Exercise directions ->
Say how many lines contain "Australia", using only the number.

(begin)

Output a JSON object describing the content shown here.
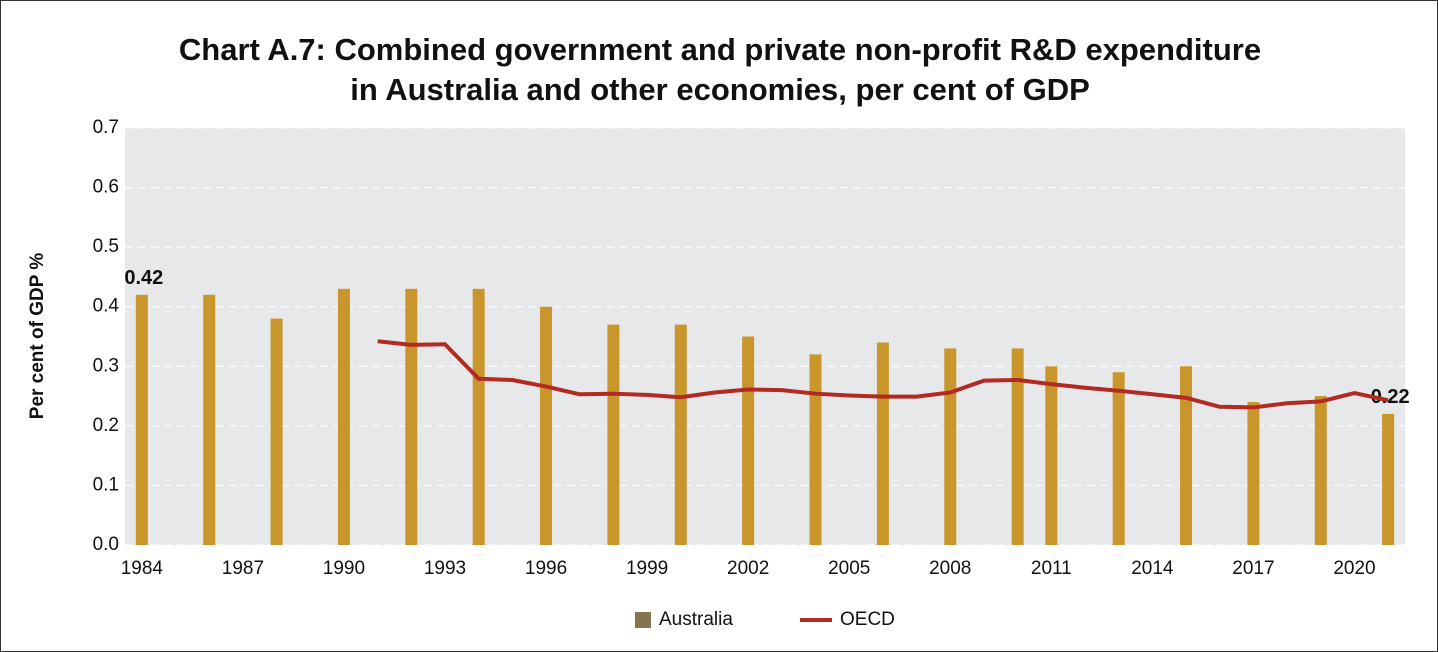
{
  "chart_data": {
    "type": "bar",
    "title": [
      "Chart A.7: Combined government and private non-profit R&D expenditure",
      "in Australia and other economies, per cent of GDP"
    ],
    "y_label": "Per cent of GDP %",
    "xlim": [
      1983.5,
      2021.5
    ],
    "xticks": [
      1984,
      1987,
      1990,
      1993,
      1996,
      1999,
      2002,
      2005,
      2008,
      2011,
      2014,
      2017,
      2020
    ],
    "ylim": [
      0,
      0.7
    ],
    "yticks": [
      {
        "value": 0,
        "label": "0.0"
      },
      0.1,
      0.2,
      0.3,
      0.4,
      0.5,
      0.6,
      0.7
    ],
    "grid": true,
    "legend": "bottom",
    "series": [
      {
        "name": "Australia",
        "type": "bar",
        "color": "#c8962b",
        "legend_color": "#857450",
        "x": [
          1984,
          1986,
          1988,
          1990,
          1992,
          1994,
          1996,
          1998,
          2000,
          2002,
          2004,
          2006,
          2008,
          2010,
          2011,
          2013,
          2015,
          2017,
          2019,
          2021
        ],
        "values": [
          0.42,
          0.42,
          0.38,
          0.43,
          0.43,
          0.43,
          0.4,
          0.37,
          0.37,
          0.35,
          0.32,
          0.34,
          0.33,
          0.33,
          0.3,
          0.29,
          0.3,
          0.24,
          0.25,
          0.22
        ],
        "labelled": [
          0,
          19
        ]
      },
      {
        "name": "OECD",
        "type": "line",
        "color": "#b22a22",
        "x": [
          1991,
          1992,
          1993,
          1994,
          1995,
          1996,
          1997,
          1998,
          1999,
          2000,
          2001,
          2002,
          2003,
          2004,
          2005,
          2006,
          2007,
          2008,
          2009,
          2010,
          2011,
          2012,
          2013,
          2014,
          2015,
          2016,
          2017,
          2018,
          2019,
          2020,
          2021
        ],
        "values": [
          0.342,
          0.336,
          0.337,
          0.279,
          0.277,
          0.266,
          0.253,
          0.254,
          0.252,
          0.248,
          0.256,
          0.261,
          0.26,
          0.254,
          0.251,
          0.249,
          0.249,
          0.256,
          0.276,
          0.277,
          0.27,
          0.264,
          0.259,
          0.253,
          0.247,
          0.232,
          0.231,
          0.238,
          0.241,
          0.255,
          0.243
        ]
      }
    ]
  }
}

(end)

Written solution ->
2